* _What you need to do_
Copy everything in the listing below word for word, apart from any images.
--- BEGIN Information supplied ---
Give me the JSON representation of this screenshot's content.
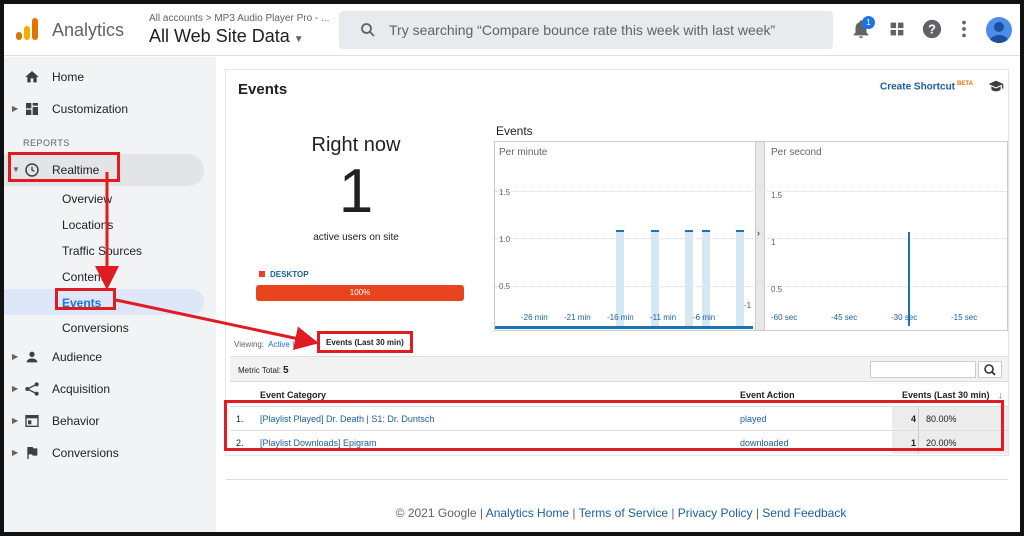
{
  "header": {
    "app_name": "Analytics",
    "account_path": "All accounts > MP3 Audio Player Pro - ...",
    "view_name": "All Web Site Data",
    "search_placeholder": "Try searching “Compare bounce rate this week with last week”",
    "notification_count": "1"
  },
  "sidebar": {
    "home": "Home",
    "customization": "Customization",
    "reports_header": "REPORTS",
    "realtime": "Realtime",
    "realtime_sub": [
      "Overview",
      "Locations",
      "Traffic Sources",
      "Content",
      "Events",
      "Conversions"
    ],
    "audience": "Audience",
    "acquisition": "Acquisition",
    "behavior": "Behavior",
    "conversions": "Conversions"
  },
  "report": {
    "title": "Events",
    "create_shortcut": "Create Shortcut",
    "beta": "BETA",
    "right_now": "Right now",
    "active_users": "1",
    "active_label": "active users on site",
    "device_label": "DESKTOP",
    "device_pct": "100%",
    "device_fraction": 1.0,
    "chart_title": "Events",
    "per_minute_label": "Per minute",
    "per_second_label": "Per second",
    "per_minute_y_ticks": [
      "1.5",
      "1.0",
      "0.5"
    ],
    "per_second_y_ticks": [
      "1.5",
      "1",
      "0.5"
    ],
    "per_minute_x_ticks": [
      "-26 min",
      "-21 min",
      "-16 min",
      "-11 min",
      "-6 min",
      "-1"
    ],
    "per_second_x_ticks": [
      "-60 sec",
      "-45 sec",
      "-30 sec",
      "-15 sec"
    ],
    "viewing_label": "Viewing:",
    "active_tab": "Active U...",
    "last30_tab": "Events (Last 30 min)",
    "metric_total_label": "Metric Total:",
    "metric_total": "5",
    "columns": [
      "Event Category",
      "Event Action",
      "Events (Last 30 min)"
    ],
    "rows": [
      {
        "num": "1.",
        "category": "[Playlist Played] Dr. Death | S1: Dr. Duntsch",
        "action": "played",
        "count": "4",
        "pct": "80.00%"
      },
      {
        "num": "2.",
        "category": "[Playlist Downloads] Epigram",
        "action": "downloaded",
        "count": "1",
        "pct": "20.00%"
      }
    ]
  },
  "footer": {
    "copyright": "© 2021 Google",
    "links": [
      "Analytics Home",
      "Terms of Service",
      "Privacy Policy",
      "Send Feedback"
    ]
  },
  "colors": {
    "accent_blue": "#1a73e8",
    "link_blue": "#1a5f9e",
    "device_orange": "#e8451f",
    "annotation_red": "#e11b22"
  }
}
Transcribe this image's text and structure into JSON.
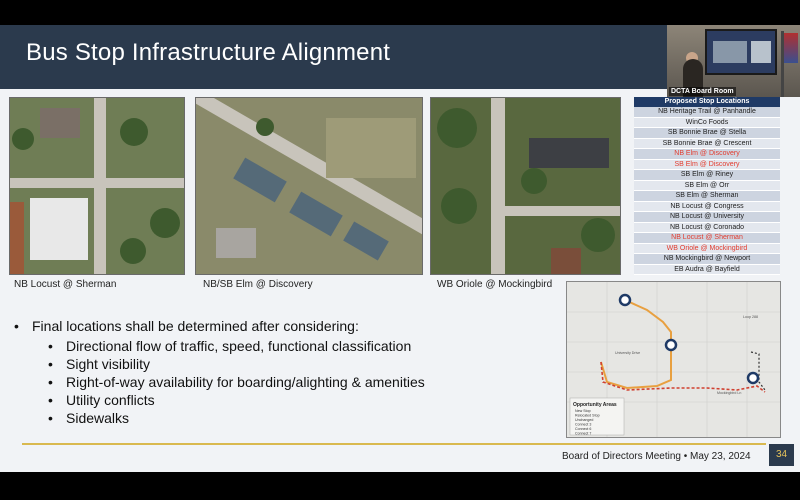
{
  "slide": {
    "title": "Bus Stop Infrastructure Alignment",
    "webcam_label": "DCTA Board Room",
    "captions": [
      "NB Locust @ Sherman",
      "NB/SB Elm @ Discovery",
      "WB Oriole @ Mockingbird"
    ],
    "stop_table": {
      "header": "Proposed Stop Locations",
      "rows": [
        {
          "name": "NB Heritage Trail @ Panhandle",
          "highlight": false
        },
        {
          "name": "WinCo Foods",
          "highlight": false
        },
        {
          "name": "SB Bonnie Brae @ Stella",
          "highlight": false
        },
        {
          "name": "SB Bonnie Brae @ Crescent",
          "highlight": false
        },
        {
          "name": "NB Elm @ Discovery",
          "highlight": true
        },
        {
          "name": "SB Elm @ Discovery",
          "highlight": true
        },
        {
          "name": "SB Elm @ Riney",
          "highlight": false
        },
        {
          "name": "SB Elm @ Orr",
          "highlight": false
        },
        {
          "name": "SB Elm @ Sherman",
          "highlight": false
        },
        {
          "name": "NB Locust @ Congress",
          "highlight": false
        },
        {
          "name": "NB Locust @ University",
          "highlight": false
        },
        {
          "name": "NB Locust @ Coronado",
          "highlight": false
        },
        {
          "name": "NB Locust @ Sherman",
          "highlight": true
        },
        {
          "name": "WB Oriole @ Mockingbird",
          "highlight": true
        },
        {
          "name": "NB Mockingbird @ Newport",
          "highlight": false
        },
        {
          "name": "EB Audra @ Bayfield",
          "highlight": false
        }
      ],
      "highlight_color": "#e23b2e"
    },
    "bullets": {
      "main": "Final locations shall be determined after considering:",
      "sub": [
        "Directional flow of traffic, speed, functional classification",
        "Sight visibility",
        "Right-of-way availability for boarding/alighting & amenities",
        "Utility conflicts",
        "Sidewalks"
      ]
    },
    "map": {
      "legend_title": "Opportunity Areas",
      "legend_items": [
        "New Stop",
        "Relocated Stop",
        "Unchanged",
        "Connect 3",
        "Connect 6",
        "Connect 7"
      ],
      "street_labels": [
        "University Drive",
        "Loop 288",
        "Mockingbird Ln"
      ]
    },
    "footer": "Board of Directors Meeting • May 23, 2024",
    "page_number": "34",
    "colors": {
      "title_bar": "#2b3a4d",
      "footer_rule": "#d9b94f",
      "table_header": "#1f3a66"
    }
  }
}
--- END Information supplied ---
* _Written reply_
Give me the JSON representation of this screenshot's content.
{
  "header": {
    "app_name": "Analytics",
    "account_path": "All accounts > MP3 Audio Player Pro - ...",
    "view_name": "All Web Site Data",
    "search_placeholder": "Try searching “Compare bounce rate this week with last week”",
    "notification_count": "1"
  },
  "sidebar": {
    "home": "Home",
    "customization": "Customization",
    "reports_header": "REPORTS",
    "realtime": "Realtime",
    "realtime_sub": [
      "Overview",
      "Locations",
      "Traffic Sources",
      "Content",
      "Events",
      "Conversions"
    ],
    "audience": "Audience",
    "acquisition": "Acquisition",
    "behavior": "Behavior",
    "conversions": "Conversions"
  },
  "report": {
    "title": "Events",
    "create_shortcut": "Create Shortcut",
    "beta": "BETA",
    "right_now": "Right now",
    "active_users": "1",
    "active_label": "active users on site",
    "device_label": "DESKTOP",
    "device_pct": "100%",
    "device_fraction": 1.0,
    "chart_title": "Events",
    "per_minute_label": "Per minute",
    "per_second_label": "Per second",
    "per_minute_y_ticks": [
      "1.5",
      "1.0",
      "0.5"
    ],
    "per_second_y_ticks": [
      "1.5",
      "1",
      "0.5"
    ],
    "per_minute_x_ticks": [
      "-26 min",
      "-21 min",
      "-16 min",
      "-11 min",
      "-6 min",
      "-1"
    ],
    "per_second_x_ticks": [
      "-60 sec",
      "-45 sec",
      "-30 sec",
      "-15 sec"
    ],
    "viewing_label": "Viewing:",
    "active_tab": "Active U...",
    "last30_tab": "Events (Last 30 min)",
    "metric_total_label": "Metric Total:",
    "metric_total": "5",
    "columns": [
      "Event Category",
      "Event Action",
      "Events (Last 30 min)"
    ],
    "rows": [
      {
        "num": "1.",
        "category": "[Playlist Played] Dr. Death | S1: Dr. Duntsch",
        "action": "played",
        "count": "4",
        "pct": "80.00%"
      },
      {
        "num": "2.",
        "category": "[Playlist Downloads] Epigram",
        "action": "downloaded",
        "count": "1",
        "pct": "20.00%"
      }
    ]
  },
  "footer": {
    "copyright": "© 2021 Google",
    "links": [
      "Analytics Home",
      "Terms of Service",
      "Privacy Policy",
      "Send Feedback"
    ]
  },
  "colors": {
    "accent_blue": "#1a73e8",
    "link_blue": "#1a5f9e",
    "device_orange": "#e8451f",
    "annotation_red": "#e11b22"
  }
}
Transcribe this image's text and structure into JSON.
{
  "slide": {
    "title": "Bus Stop Infrastructure Alignment",
    "webcam_label": "DCTA Board Room",
    "captions": [
      "NB Locust @ Sherman",
      "NB/SB Elm @ Discovery",
      "WB Oriole @ Mockingbird"
    ],
    "stop_table": {
      "header": "Proposed Stop Locations",
      "rows": [
        {
          "name": "NB Heritage Trail @ Panhandle",
          "highlight": false
        },
        {
          "name": "WinCo Foods",
          "highlight": false
        },
        {
          "name": "SB Bonnie Brae @ Stella",
          "highlight": false
        },
        {
          "name": "SB Bonnie Brae @ Crescent",
          "highlight": false
        },
        {
          "name": "NB Elm @ Discovery",
          "highlight": true
        },
        {
          "name": "SB Elm @ Discovery",
          "highlight": true
        },
        {
          "name": "SB Elm @ Riney",
          "highlight": false
        },
        {
          "name": "SB Elm @ Orr",
          "highlight": false
        },
        {
          "name": "SB Elm @ Sherman",
          "highlight": false
        },
        {
          "name": "NB Locust @ Congress",
          "highlight": false
        },
        {
          "name": "NB Locust @ University",
          "highlight": false
        },
        {
          "name": "NB Locust @ Coronado",
          "highlight": false
        },
        {
          "name": "NB Locust @ Sherman",
          "highlight": true
        },
        {
          "name": "WB Oriole @ Mockingbird",
          "highlight": true
        },
        {
          "name": "NB Mockingbird @ Newport",
          "highlight": false
        },
        {
          "name": "EB Audra @ Bayfield",
          "highlight": false
        }
      ],
      "highlight_color": "#e23b2e"
    },
    "bullets": {
      "main": "Final locations shall be determined after considering:",
      "sub": [
        "Directional flow of traffic, speed, functional classification",
        "Sight visibility",
        "Right-of-way availability for boarding/alighting & amenities",
        "Utility conflicts",
        "Sidewalks"
      ]
    },
    "map": {
      "legend_title": "Opportunity Areas",
      "legend_items": [
        "New Stop",
        "Relocated Stop",
        "Unchanged",
        "Connect 3",
        "Connect 6",
        "Connect 7"
      ],
      "street_labels": [
        "University Drive",
        "Loop 288",
        "Mockingbird Ln"
      ]
    },
    "footer": "Board of Directors Meeting • May 23, 2024",
    "page_number": "34",
    "colors": {
      "title_bar": "#2b3a4d",
      "footer_rule": "#d9b94f",
      "table_header": "#1f3a66"
    }
  }
}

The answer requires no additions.